## Exercise:
Write out the whole listing again, exactly.

## Task data:

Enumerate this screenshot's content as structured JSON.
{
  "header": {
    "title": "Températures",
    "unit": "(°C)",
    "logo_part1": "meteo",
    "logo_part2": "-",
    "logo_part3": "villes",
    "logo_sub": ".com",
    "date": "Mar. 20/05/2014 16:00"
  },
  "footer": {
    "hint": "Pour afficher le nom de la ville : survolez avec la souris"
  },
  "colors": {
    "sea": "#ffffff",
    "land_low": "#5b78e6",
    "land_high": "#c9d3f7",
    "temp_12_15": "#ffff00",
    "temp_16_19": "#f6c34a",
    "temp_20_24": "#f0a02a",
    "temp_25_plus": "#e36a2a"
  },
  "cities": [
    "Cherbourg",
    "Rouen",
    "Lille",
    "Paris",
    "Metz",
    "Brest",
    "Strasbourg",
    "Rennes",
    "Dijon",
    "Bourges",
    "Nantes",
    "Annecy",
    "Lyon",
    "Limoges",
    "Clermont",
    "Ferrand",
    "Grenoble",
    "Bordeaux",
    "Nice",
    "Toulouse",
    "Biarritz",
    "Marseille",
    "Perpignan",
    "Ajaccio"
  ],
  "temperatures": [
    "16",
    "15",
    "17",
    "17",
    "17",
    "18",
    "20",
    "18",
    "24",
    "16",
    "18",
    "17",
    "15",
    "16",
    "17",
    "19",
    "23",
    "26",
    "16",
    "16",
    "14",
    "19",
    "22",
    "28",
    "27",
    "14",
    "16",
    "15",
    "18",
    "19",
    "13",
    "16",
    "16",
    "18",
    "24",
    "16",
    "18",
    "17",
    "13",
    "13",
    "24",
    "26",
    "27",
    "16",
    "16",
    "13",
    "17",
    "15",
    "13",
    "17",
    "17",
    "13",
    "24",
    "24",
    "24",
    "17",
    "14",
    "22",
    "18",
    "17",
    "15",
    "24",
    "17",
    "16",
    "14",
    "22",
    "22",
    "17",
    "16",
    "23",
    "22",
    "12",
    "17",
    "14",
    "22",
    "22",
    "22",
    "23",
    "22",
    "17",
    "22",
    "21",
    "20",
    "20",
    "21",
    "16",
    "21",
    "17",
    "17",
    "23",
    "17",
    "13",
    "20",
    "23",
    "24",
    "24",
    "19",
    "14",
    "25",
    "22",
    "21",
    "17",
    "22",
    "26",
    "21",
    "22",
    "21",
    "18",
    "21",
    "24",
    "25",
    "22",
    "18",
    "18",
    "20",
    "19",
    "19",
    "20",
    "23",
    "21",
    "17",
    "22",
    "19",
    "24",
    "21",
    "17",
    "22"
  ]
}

## Written solution:
Enumerate this screenshot's content as structured JSON.
{
  "header": {
    "title": "Températures",
    "unit": "(°C)",
    "logo_part1": "meteo",
    "logo_part2": "-",
    "logo_part3": "villes",
    "logo_sub": ".com",
    "date": "Mar. 20/05/2014 16:00"
  },
  "footer": {
    "hint": "Pour afficher le nom de la ville : survolez avec la souris"
  },
  "colors": {
    "sea": "#ffffff",
    "land_low": "#5b78e6",
    "land_high": "#c9d3f7",
    "temp_12_15": "#ffff00",
    "temp_16_19": "#f6c34a",
    "temp_20_24": "#f0a02a",
    "temp_25_plus": "#e36a2a"
  },
  "cities": [
    "Cherbourg",
    "Rouen",
    "Lille",
    "Paris",
    "Metz",
    "Brest",
    "Strasbourg",
    "Rennes",
    "Dijon",
    "Bourges",
    "Nantes",
    "Annecy",
    "Lyon",
    "Limoges",
    "Clermont",
    "Ferrand",
    "Grenoble",
    "Bordeaux",
    "Nice",
    "Toulouse",
    "Biarritz",
    "Marseille",
    "Perpignan",
    "Ajaccio"
  ],
  "temperatures": [
    "16",
    "15",
    "17",
    "17",
    "17",
    "18",
    "20",
    "18",
    "24",
    "16",
    "18",
    "17",
    "15",
    "16",
    "17",
    "19",
    "23",
    "26",
    "16",
    "16",
    "14",
    "19",
    "22",
    "28",
    "27",
    "14",
    "16",
    "15",
    "18",
    "19",
    "13",
    "16",
    "16",
    "18",
    "24",
    "16",
    "18",
    "17",
    "13",
    "13",
    "24",
    "26",
    "27",
    "16",
    "16",
    "13",
    "17",
    "15",
    "13",
    "17",
    "17",
    "13",
    "24",
    "24",
    "24",
    "17",
    "14",
    "22",
    "18",
    "17",
    "15",
    "24",
    "17",
    "16",
    "14",
    "22",
    "22",
    "17",
    "16",
    "23",
    "22",
    "12",
    "17",
    "14",
    "22",
    "22",
    "22",
    "23",
    "22",
    "17",
    "22",
    "21",
    "20",
    "20",
    "21",
    "16",
    "21",
    "17",
    "17",
    "23",
    "17",
    "13",
    "20",
    "23",
    "24",
    "24",
    "19",
    "14",
    "25",
    "22",
    "21",
    "17",
    "22",
    "26",
    "21",
    "22",
    "21",
    "18",
    "21",
    "24",
    "25",
    "22",
    "18",
    "18",
    "20",
    "19",
    "19",
    "20",
    "23",
    "21",
    "17",
    "22",
    "19",
    "24",
    "21",
    "17",
    "22"
  ]
}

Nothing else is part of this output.